* **Instrução dada A**:
Responda a estas perguntas com base no texto sobre a fábrica de teares:
(i) Quantas pessoas cada tear ocupava por dia?
(ii) Quantos tintureiros a fábrica tinha?
(iii) Quantos carpinteiros efectivos são acrescentados no fim?

* **Texto**:
O número de teares já subira para dezassete, no fim do ano de 1680: este número leva a considerar a circunstância de cada tear ocupar diàriamente 23 pessoas, ou sejam dois tecelões, que tecem ao mesmo tempo, o moço das canelas, a urdideira, o estambrador efectivo, as oito fiandeiras do barbim, as oito fiandeiras das tramas e os dois cardadores. Para a laboração de 17 teares exigiam-se pelo menos 381 pessoas.
Mas a fábrica agrupava ainda 5 feitores, um na casa do estam­bre, outro na casa das lãs, outro na casa dos písões, outro na compra das lãs, e outro na loja de Lisboa, sem referir dois homens que esco­lhiam lãs, três tintureiros, dois operários para aquecer as fornalhas, um negro para servir o tinte, três carregadores de lenha, um pisoeiro, dez percheiros, um preparador do cardo, duas mulheres serventes do pisão, um prensador e um oficial das prensas. Acrescentem-se ainda dois carpinteiros efectivos.

* **Dados de posição dos elementos**:
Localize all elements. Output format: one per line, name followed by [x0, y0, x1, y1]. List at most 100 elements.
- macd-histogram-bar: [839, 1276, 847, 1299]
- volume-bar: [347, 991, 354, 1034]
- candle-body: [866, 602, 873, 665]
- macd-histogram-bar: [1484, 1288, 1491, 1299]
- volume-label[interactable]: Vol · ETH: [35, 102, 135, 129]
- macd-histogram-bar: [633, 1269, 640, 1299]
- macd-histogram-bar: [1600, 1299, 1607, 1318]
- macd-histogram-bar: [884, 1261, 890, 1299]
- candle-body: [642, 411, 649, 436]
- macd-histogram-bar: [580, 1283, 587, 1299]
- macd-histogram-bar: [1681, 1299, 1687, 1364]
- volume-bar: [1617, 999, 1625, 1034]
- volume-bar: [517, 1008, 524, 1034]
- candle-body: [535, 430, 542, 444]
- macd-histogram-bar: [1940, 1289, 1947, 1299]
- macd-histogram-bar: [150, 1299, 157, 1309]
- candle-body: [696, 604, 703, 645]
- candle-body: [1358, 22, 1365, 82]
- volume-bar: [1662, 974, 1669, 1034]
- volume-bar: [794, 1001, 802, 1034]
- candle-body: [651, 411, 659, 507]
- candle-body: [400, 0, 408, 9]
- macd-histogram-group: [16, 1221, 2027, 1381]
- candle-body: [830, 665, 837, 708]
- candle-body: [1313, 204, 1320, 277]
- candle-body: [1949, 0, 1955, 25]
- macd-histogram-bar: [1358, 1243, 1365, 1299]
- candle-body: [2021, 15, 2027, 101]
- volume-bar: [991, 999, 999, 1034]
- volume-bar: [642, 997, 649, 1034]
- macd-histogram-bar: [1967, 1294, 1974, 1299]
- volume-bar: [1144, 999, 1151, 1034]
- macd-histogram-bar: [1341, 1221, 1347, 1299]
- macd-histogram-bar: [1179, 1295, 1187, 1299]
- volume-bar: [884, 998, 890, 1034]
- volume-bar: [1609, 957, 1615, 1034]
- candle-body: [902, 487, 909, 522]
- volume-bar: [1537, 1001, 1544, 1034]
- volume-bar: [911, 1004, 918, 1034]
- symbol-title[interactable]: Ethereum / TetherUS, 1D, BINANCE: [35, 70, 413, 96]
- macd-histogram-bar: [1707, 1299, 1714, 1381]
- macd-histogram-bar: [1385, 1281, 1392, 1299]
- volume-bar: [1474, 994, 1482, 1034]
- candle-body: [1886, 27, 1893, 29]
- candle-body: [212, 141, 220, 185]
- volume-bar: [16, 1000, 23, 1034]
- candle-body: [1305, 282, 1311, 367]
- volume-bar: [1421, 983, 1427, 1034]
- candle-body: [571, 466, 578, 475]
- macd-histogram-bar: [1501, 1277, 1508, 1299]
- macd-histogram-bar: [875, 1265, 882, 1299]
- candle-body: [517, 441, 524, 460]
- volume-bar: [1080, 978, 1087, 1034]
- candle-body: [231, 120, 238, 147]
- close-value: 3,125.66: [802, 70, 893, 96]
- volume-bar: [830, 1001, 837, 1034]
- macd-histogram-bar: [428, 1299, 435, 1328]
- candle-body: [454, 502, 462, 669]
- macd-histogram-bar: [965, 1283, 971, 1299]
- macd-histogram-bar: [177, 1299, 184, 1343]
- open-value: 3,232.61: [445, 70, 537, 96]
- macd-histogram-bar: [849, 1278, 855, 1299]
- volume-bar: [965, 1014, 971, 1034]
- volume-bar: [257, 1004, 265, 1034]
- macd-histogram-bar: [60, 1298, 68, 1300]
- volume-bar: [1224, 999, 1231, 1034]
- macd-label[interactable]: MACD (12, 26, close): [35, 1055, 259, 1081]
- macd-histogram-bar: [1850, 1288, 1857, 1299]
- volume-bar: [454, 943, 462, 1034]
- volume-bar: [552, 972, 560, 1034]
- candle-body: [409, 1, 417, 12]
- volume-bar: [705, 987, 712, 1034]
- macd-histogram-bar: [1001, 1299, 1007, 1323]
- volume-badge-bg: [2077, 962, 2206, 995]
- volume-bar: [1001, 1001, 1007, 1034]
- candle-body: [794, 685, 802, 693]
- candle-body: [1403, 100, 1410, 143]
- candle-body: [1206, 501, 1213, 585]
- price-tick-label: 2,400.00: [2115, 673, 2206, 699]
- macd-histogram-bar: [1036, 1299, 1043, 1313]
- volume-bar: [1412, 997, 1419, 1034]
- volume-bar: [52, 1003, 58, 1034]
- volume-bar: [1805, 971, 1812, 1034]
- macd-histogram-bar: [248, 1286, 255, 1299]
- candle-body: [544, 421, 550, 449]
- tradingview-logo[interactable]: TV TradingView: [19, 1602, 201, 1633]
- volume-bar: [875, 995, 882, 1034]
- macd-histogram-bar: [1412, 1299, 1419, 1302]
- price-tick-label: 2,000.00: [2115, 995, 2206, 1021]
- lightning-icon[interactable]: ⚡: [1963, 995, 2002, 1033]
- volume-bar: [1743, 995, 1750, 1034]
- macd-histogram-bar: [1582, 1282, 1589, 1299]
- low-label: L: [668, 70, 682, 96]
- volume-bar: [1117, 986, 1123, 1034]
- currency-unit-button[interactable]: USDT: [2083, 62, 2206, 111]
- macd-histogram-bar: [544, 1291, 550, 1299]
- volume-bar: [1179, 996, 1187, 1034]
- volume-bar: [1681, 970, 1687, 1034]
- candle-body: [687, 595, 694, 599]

* **Instrução dada B**: Reúna todas as linhas da listagem que contêm a palavra "interactable".

* **Resultado final A**:
(i) 23 pessoas.
(ii) Três.
(iii) Dois.

* **Resultado final B**:
- volume-label[interactable]: Vol · ETH: [35, 102, 135, 129]
- symbol-title[interactable]: Ethereum / TetherUS, 1D, BINANCE: [35, 70, 413, 96]
- macd-label[interactable]: MACD (12, 26, close): [35, 1055, 259, 1081]
- tradingview-logo[interactable]: TV TradingView: [19, 1602, 201, 1633]
- lightning-icon[interactable]: ⚡: [1963, 995, 2002, 1033]
- currency-unit-button[interactable]: USDT: [2083, 62, 2206, 111]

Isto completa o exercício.